What you need to do
Comb the records below for the string "text" and copy each line where it turns up.

[Collected data]
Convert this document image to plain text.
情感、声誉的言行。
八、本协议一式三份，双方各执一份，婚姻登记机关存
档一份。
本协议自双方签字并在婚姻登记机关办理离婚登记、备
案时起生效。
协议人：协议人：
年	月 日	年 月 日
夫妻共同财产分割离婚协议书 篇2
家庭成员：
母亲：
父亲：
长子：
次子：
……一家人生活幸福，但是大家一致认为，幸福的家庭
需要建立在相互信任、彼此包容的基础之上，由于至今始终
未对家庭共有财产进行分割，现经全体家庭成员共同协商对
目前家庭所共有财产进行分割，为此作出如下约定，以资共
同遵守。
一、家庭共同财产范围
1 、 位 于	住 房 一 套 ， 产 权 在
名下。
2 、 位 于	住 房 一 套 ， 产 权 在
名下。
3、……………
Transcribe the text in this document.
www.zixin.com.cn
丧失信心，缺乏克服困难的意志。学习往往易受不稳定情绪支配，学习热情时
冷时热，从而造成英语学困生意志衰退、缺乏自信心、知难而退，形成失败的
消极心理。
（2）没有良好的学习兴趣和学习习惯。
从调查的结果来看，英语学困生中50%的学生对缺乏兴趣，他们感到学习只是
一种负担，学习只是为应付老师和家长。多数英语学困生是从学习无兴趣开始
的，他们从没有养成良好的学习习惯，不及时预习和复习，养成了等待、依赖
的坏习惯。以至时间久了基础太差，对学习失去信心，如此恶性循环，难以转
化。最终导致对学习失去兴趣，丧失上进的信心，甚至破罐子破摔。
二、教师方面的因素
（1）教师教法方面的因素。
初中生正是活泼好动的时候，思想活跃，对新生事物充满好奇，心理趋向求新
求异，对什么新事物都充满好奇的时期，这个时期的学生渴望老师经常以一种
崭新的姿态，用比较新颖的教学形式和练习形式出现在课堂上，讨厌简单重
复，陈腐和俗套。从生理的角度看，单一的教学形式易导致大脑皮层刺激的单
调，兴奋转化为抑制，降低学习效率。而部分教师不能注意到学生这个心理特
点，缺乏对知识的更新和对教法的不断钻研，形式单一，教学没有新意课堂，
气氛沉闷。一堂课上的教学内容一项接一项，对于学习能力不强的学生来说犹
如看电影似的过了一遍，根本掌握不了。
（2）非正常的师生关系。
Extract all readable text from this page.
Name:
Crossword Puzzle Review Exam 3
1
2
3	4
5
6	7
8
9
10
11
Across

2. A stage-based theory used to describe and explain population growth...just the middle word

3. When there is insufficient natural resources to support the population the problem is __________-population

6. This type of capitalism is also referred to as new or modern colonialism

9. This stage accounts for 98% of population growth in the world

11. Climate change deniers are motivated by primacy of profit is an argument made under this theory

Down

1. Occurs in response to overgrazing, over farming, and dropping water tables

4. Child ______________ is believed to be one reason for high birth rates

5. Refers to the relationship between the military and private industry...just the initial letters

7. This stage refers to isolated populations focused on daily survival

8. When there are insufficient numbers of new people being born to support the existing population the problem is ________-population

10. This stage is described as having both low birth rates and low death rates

Full output
Convert this document image to plain text.
Transcribe the text in this document.
Extract all readable text from this page.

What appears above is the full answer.